*REQUIRED TASK*
Where the word "value" occurs in a line, return that line.
--------------------------------
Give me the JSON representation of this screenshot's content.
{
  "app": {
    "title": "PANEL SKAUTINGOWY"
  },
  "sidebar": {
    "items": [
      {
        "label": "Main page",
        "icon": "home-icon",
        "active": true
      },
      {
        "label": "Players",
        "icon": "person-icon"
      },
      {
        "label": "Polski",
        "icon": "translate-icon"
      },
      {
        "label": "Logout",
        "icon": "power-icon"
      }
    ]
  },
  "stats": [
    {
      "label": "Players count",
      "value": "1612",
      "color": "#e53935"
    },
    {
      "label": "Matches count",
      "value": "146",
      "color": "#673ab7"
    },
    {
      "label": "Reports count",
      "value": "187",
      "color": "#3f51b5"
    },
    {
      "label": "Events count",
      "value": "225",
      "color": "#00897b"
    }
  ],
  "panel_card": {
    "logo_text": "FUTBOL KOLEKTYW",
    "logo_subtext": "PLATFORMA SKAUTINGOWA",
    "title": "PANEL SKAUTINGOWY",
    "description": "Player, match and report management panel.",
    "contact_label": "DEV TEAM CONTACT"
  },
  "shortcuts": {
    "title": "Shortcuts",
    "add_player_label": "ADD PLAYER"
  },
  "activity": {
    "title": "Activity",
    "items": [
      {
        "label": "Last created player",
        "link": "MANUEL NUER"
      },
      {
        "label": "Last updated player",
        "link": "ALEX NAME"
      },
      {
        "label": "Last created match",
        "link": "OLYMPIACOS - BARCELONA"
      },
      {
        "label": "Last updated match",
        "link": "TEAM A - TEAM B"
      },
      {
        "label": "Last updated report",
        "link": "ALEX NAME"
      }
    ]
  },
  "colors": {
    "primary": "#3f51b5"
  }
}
--------------------------------
*TASK ANSWER*
      "value": "1612",
      "value": "146",
      "value": "187",
      "value": "225",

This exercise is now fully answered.